◆ WHAT IS ASKED:
Reproduce every line of the material, substituting "wagon" for "buckboard" and leaving everything else unchanged.

◆ PROVIDED ENTRIES:

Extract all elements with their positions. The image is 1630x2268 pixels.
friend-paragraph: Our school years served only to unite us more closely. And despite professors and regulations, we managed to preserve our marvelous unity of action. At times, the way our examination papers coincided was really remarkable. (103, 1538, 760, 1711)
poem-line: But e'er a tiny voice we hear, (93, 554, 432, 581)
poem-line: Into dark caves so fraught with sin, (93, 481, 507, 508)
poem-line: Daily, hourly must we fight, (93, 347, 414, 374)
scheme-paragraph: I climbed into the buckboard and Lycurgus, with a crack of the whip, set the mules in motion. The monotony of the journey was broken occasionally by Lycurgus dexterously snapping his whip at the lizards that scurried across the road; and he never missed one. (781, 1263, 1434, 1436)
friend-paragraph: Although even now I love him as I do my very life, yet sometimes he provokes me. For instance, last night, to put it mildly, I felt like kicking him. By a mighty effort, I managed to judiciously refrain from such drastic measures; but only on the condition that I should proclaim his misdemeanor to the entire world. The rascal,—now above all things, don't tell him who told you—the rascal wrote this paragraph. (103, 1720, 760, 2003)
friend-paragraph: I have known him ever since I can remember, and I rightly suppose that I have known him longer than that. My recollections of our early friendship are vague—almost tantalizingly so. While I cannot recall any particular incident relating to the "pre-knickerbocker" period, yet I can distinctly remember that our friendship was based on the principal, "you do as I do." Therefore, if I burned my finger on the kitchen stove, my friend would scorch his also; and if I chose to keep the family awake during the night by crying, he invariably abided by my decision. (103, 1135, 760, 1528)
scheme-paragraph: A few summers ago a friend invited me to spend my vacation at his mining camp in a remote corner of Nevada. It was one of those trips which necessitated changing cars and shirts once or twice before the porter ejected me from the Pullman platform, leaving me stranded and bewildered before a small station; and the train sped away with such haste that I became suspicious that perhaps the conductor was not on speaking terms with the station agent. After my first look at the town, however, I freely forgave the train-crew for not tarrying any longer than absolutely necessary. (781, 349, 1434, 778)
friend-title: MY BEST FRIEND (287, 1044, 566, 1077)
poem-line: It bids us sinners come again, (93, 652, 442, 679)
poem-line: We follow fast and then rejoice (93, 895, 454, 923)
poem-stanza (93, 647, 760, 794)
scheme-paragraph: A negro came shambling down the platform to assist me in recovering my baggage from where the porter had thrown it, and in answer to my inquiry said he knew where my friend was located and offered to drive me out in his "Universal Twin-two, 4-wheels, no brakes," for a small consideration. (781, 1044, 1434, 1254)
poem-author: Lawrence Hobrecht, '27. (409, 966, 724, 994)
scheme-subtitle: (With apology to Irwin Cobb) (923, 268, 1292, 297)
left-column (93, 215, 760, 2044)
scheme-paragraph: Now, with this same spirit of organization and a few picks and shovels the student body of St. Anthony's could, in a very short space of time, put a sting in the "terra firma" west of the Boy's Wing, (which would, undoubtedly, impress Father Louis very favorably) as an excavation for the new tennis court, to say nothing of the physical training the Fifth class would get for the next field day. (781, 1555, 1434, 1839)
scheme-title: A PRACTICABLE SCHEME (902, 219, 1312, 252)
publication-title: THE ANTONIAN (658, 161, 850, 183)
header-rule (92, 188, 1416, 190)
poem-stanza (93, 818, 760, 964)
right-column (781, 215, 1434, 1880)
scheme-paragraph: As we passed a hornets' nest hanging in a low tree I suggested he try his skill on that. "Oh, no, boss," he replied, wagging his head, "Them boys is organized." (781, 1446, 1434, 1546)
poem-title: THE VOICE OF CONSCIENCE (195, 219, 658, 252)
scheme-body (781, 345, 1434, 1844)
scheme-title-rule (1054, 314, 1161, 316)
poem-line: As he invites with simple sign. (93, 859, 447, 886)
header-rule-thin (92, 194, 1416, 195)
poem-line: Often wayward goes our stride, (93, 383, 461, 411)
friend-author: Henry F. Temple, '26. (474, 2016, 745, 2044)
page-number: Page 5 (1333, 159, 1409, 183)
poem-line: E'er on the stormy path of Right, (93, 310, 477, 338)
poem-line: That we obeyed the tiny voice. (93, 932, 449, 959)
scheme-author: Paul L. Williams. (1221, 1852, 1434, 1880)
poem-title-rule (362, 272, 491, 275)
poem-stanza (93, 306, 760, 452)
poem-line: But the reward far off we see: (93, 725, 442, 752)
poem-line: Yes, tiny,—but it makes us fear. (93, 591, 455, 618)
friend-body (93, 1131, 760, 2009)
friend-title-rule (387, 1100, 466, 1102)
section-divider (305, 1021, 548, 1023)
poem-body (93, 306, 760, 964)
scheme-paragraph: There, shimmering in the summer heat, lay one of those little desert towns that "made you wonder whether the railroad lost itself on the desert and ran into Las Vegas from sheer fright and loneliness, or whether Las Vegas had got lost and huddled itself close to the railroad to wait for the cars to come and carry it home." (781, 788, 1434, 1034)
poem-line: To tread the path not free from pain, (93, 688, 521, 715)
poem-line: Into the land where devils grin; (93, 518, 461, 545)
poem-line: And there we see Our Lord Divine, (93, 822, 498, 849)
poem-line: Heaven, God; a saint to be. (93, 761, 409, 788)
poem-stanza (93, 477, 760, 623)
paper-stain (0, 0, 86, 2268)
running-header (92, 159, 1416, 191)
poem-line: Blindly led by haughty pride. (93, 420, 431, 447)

◆ REPLY:
Extract all elements with their positions. The image is 1630x2268 pixels.
friend-paragraph: Our school years served only to unite us more closely. And despite professors and regulations, we managed to preserve our marvelous unity of action. At times, the way our examination papers coincided was really remarkable. (103, 1538, 760, 1711)
poem-line: But e'er a tiny voice we hear, (93, 554, 432, 581)
poem-line: Into dark caves so fraught with sin, (93, 481, 507, 508)
poem-line: Daily, hourly must we fight, (93, 347, 414, 374)
scheme-paragraph: I climbed into the wagon and Lycurgus, with a crack of the whip, set the mules in motion. The monotony of the journey was broken occasionally by Lycurgus dexterously snapping his whip at the lizards that scurried across the road; and he never missed one. (781, 1263, 1434, 1436)
friend-paragraph: Although even now I love him as I do my very life, yet sometimes he provokes me. For instance, last night, to put it mildly, I felt like kicking him. By a mighty effort, I managed to judiciously refrain from such drastic measures; but only on the condition that I should proclaim his misdemeanor to the entire world. The rascal,—now above all things, don't tell him who told you—the rascal wrote this paragraph. (103, 1720, 760, 2003)
friend-paragraph: I have known him ever since I can remember, and I rightly suppose that I have known him longer than that. My recollections of our early friendship are vague—almost tantalizingly so. While I cannot recall any particular incident relating to the "pre-knickerbocker" period, yet I can distinctly remember that our friendship was based on the principal, "you do as I do." Therefore, if I burned my finger on the kitchen stove, my friend would scorch his also; and if I chose to keep the family awake during the night by crying, he invariably abided by my decision. (103, 1135, 760, 1528)
scheme-paragraph: A few summers ago a friend invited me to spend my vacation at his mining camp in a remote corner of Nevada. It was one of those trips which necessitated changing cars and shirts once or twice before the porter ejected me from the Pullman platform, leaving me stranded and bewildered before a small station; and the train sped away with such haste that I became suspicious that perhaps the conductor was not on speaking terms with the station agent. After my first look at the town, however, I freely forgave the train-crew for not tarrying any longer than absolutely necessary. (781, 349, 1434, 778)
friend-title: MY BEST FRIEND (287, 1044, 566, 1077)
poem-line: It bids us sinners come again, (93, 652, 442, 679)
poem-line: We follow fast and then rejoice (93, 895, 454, 923)
poem-stanza (93, 647, 760, 794)
scheme-paragraph: A negro came shambling down the platform to assist me in recovering my baggage from where the porter had thrown it, and in answer to my inquiry said he knew where my friend was located and offered to drive me out in his "Universal Twin-two, 4-wheels, no brakes," for a small consideration. (781, 1044, 1434, 1254)
poem-author: Lawrence Hobrecht, '27. (409, 966, 724, 994)
scheme-subtitle: (With apology to Irwin Cobb) (923, 268, 1292, 297)
left-column (93, 215, 760, 2044)
scheme-paragraph: Now, with this same spirit of organization and a few picks and shovels the student body of St. Anthony's could, in a very short space of time, put a sting in the "terra firma" west of the Boy's Wing, (which would, undoubtedly, impress Father Louis very favorably) as an excavation for the new tennis court, to say nothing of the physical training the Fifth class would get for the next field day. (781, 1555, 1434, 1839)
scheme-title: A PRACTICABLE SCHEME (902, 219, 1312, 252)
publication-title: THE ANTONIAN (658, 161, 850, 183)
header-rule (92, 188, 1416, 190)
poem-stanza (93, 818, 760, 964)
right-column (781, 215, 1434, 1880)
scheme-paragraph: As we passed a hornets' nest hanging in a low tree I suggested he try his skill on that. "Oh, no, boss," he replied, wagging his head, "Them boys is organized." (781, 1446, 1434, 1546)
poem-title: THE VOICE OF CONSCIENCE (195, 219, 658, 252)
scheme-body (781, 345, 1434, 1844)
scheme-title-rule (1054, 314, 1161, 316)
poem-line: As he invites with simple sign. (93, 859, 447, 886)
header-rule-thin (92, 194, 1416, 195)
poem-line: Often wayward goes our stride, (93, 383, 461, 411)
friend-author: Henry F. Temple, '26. (474, 2016, 745, 2044)
page-number: Page 5 (1333, 159, 1409, 183)
poem-line: E'er on the stormy path of Right, (93, 310, 477, 338)
poem-line: That we obeyed the tiny voice. (93, 932, 449, 959)
scheme-author: Paul L. Williams. (1221, 1852, 1434, 1880)
poem-title-rule (362, 272, 491, 275)
poem-stanza (93, 306, 760, 452)
poem-line: But the reward far off we see: (93, 725, 442, 752)
poem-line: Yes, tiny,—but it makes us fear. (93, 591, 455, 618)
friend-body (93, 1131, 760, 2009)
friend-title-rule (387, 1100, 466, 1102)
section-divider (305, 1021, 548, 1023)
poem-body (93, 306, 760, 964)
scheme-paragraph: There, shimmering in the summer heat, lay one of those little desert towns that "made you wonder whether the railroad lost itself on the desert and ran into Las Vegas from sheer fright and loneliness, or whether Las Vegas had got lost and huddled itself close to the railroad to wait for the cars to come and carry it home." (781, 788, 1434, 1034)
poem-line: To tread the path not free from pain, (93, 688, 521, 715)
poem-line: Into the land where devils grin; (93, 518, 461, 545)
poem-line: And there we see Our Lord Divine, (93, 822, 498, 849)
poem-line: Heaven, God; a saint to be. (93, 761, 409, 788)
poem-stanza (93, 477, 760, 623)
paper-stain (0, 0, 86, 2268)
running-header (92, 159, 1416, 191)
poem-line: Blindly led by haughty pride. (93, 420, 431, 447)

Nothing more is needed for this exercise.